Record extracts =
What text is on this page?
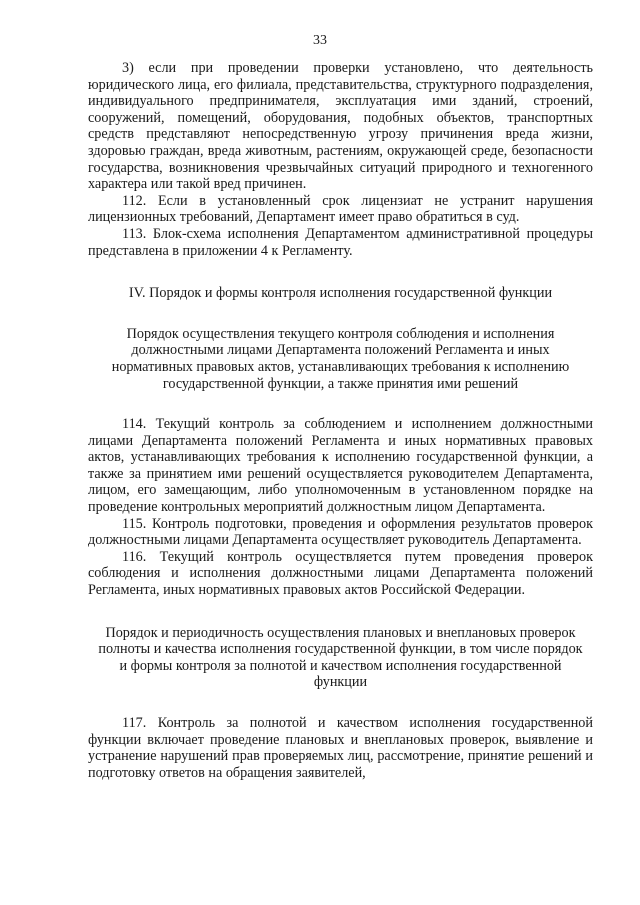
33

3) если при проведении проверки установлено, что деятельность юридического лица, его филиала, представительства, структурного подразделения, индивидуального предпринимателя, эксплуатация ими зданий, строений, сооружений, помещений, оборудования, подобных объектов, транспортных средств представляют непосредственную угрозу причинения вреда жизни, здоровью граждан, вреда животным, растениям, окружающей среде, безопасности государства, возникновения чрезвычайных ситуаций природного и техногенного характера или такой вред причинен.

112. Если в установленный срок лицензиат не устранит нарушения лицензионных требований, Департамент имеет право обратиться в суд.

113. Блок-схема исполнения Департаментом административной процедуры представлена в приложении 4 к Регламенту.

IV. Порядок и формы контроля исполнения государственной функции

Порядок осуществления текущего контроля соблюдения и исполнения должностными лицами Департамента положений Регламента и иных нормативных правовых актов, устанавливающих требования к исполнению государственной функции, а также принятия ими решений

114. Текущий контроль за соблюдением и исполнением должностными лицами Департамента положений Регламента и иных нормативных правовых актов, устанавливающих требования к исполнению государственной функции, а также за принятием ими решений осуществляется руководителем Департамента, лицом, его замещающим, либо уполномоченным в установленном порядке на проведение контрольных мероприятий должностным лицом Департамента.

115. Контроль подготовки, проведения и оформления результатов проверок должностными лицами Департамента осуществляет руководитель Департамента.

116. Текущий контроль осуществляется путем проведения проверок соблюдения и исполнения должностными лицами Департамента положений Регламента, иных нормативных правовых актов Российской Федерации.

Порядок и периодичность осуществления плановых и внеплановых проверок полноты и качества исполнения государственной функции, в том числе порядок и формы контроля за полнотой и качеством исполнения государственной функции

117. Контроль за полнотой и качеством исполнения государственной функции включает проведение плановых и внеплановых проверок, выявление и устранение нарушений прав проверяемых лиц, рассмотрение, принятие решений и подготовку ответов на обращения заявителей,
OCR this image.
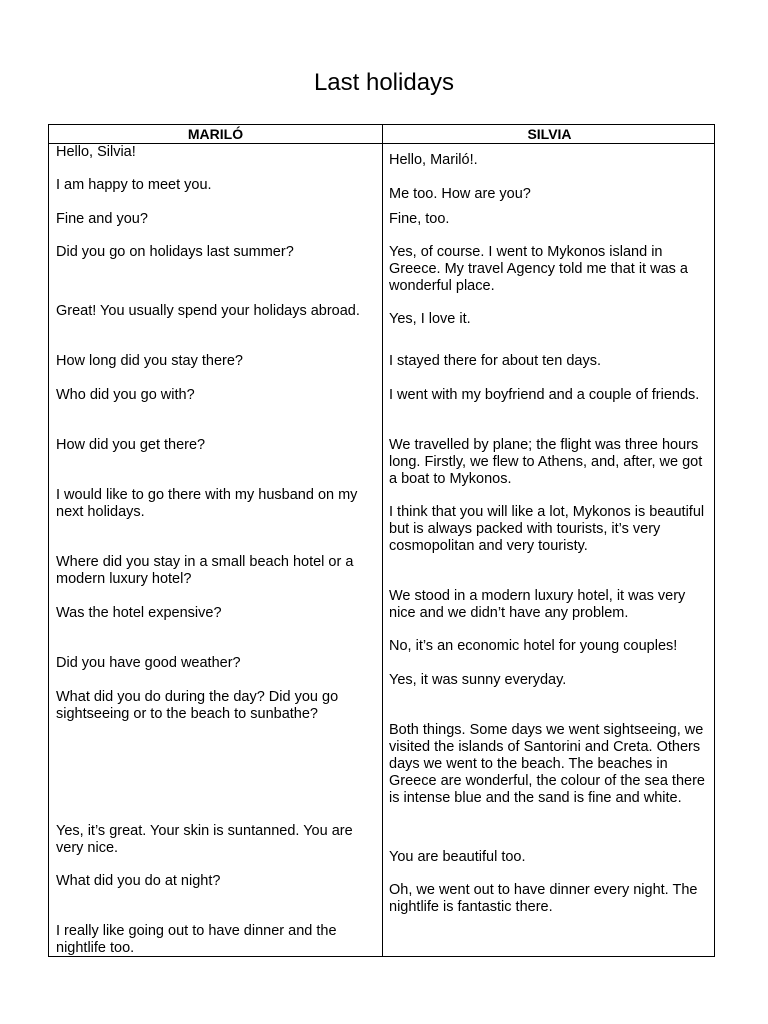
Last holidays
MARILÓ	SILVIA
Hello, Silvia!
I am happy to meet you.
Fine and you?
Did you go on holidays last summer?
Great! You usually spend your holidays abroad.
How long did you stay there?
Who did you go with?
How did you get there?
I would like to go there with my husband on my next holidays.
Where did you stay in a small beach hotel or a modern luxury hotel?
Was the hotel expensive?
Did you have good weather?
What did you do during the day? Did you go sightseeing or to the beach to sunbathe?
Yes, it’s great. Your skin is suntanned. You are very nice.
What did you do at night?
I really like going out to have dinner and the nightlife too.
Hello, Mariló!.
Me too. How are you?
Fine, too.
Yes, of course. I went to Mykonos island in Greece. My travel Agency told me that it was a wonderful place.
Yes, I love it.
I stayed there for about ten days.
I went with my boyfriend and a couple of friends.
We travelled by plane; the flight was three hours long. Firstly, we flew to Athens, and, after, we got a boat to Mykonos.
I think that you will like a lot, Mykonos is beautiful but is always packed with tourists, it’s very cosmopolitan and very touristy.
We stood in a modern luxury hotel, it was very nice and we didn’t have any problem.
No, it’s an economic hotel for young couples!
Yes, it was sunny everyday.
Both things. Some days we went sightseeing, we visited the islands of Santorini and Creta. Others days we went to the beach. The beaches in Greece are wonderful, the colour of the sea there is intense blue and the sand is fine and white.
You are beautiful too.
Oh, we went out to have dinner every night. The nightlife is fantastic there.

Problem to work on = Copy every record above exactly, leaving out the pictures.

Task response =
What text is on this page?
33

3) если при проведении проверки установлено, что деятельность юридического лица, его филиала, представительства, структурного подразделения, индивидуального предпринимателя, эксплуатация ими зданий, строений, сооружений, помещений, оборудования, подобных объектов, транспортных средств представляют непосредственную угрозу причинения вреда жизни, здоровью граждан, вреда животным, растениям, окружающей среде, безопасности государства, возникновения чрезвычайных ситуаций природного и техногенного характера или такой вред причинен.

112. Если в установленный срок лицензиат не устранит нарушения лицензионных требований, Департамент имеет право обратиться в суд.

113. Блок-схема исполнения Департаментом административной процедуры представлена в приложении 4 к Регламенту.

IV. Порядок и формы контроля исполнения государственной функции

Порядок осуществления текущего контроля соблюдения и исполнения должностными лицами Департамента положений Регламента и иных нормативных правовых актов, устанавливающих требования к исполнению государственной функции, а также принятия ими решений

114. Текущий контроль за соблюдением и исполнением должностными лицами Департамента положений Регламента и иных нормативных правовых актов, устанавливающих требования к исполнению государственной функции, а также за принятием ими решений осуществляется руководителем Департамента, лицом, его замещающим, либо уполномоченным в установленном порядке на проведение контрольных мероприятий должностным лицом Департамента.

115. Контроль подготовки, проведения и оформления результатов проверок должностными лицами Департамента осуществляет руководитель Департамента.

116. Текущий контроль осуществляется путем проведения проверок соблюдения и исполнения должностными лицами Департамента положений Регламента, иных нормативных правовых актов Российской Федерации.

Порядок и периодичность осуществления плановых и внеплановых проверок полноты и качества исполнения государственной функции, в том числе порядок и формы контроля за полнотой и качеством исполнения государственной функции

117. Контроль за полнотой и качеством исполнения государственной функции включает проведение плановых и внеплановых проверок, выявление и устранение нарушений прав проверяемых лиц, рассмотрение, принятие решений и подготовку ответов на обращения заявителей,
OCR this image.
Last holidays
MARILÓ	SILVIA
Hello, Silvia!
I am happy to meet you.
Fine and you?
Did you go on holidays last summer?
Great! You usually spend your holidays abroad.
How long did you stay there?
Who did you go with?
How did you get there?
I would like to go there with my husband on my next holidays.
Where did you stay in a small beach hotel or a modern luxury hotel?
Was the hotel expensive?
Did you have good weather?
What did you do during the day? Did you go sightseeing or to the beach to sunbathe?
Yes, it’s great. Your skin is suntanned. You are very nice.
What did you do at night?
I really like going out to have dinner and the nightlife too.
Hello, Mariló!.
Me too. How are you?
Fine, too.
Yes, of course. I went to Mykonos island in Greece. My travel Agency told me that it was a wonderful place.
Yes, I love it.
I stayed there for about ten days.
I went with my boyfriend and a couple of friends.
We travelled by plane; the flight was three hours long. Firstly, we flew to Athens, and, after, we got a boat to Mykonos.
I think that you will like a lot, Mykonos is beautiful but is always packed with tourists, it’s very cosmopolitan and very touristy.
We stood in a modern luxury hotel, it was very nice and we didn’t have any problem.
No, it’s an economic hotel for young couples!
Yes, it was sunny everyday.
Both things. Some days we went sightseeing, we visited the islands of Santorini and Creta. Others days we went to the beach. The beaches in Greece are wonderful, the colour of the sea there is intense blue and the sand is fine and white.
You are beautiful too.
Oh, we went out to have dinner every night. The nightlife is fantastic there.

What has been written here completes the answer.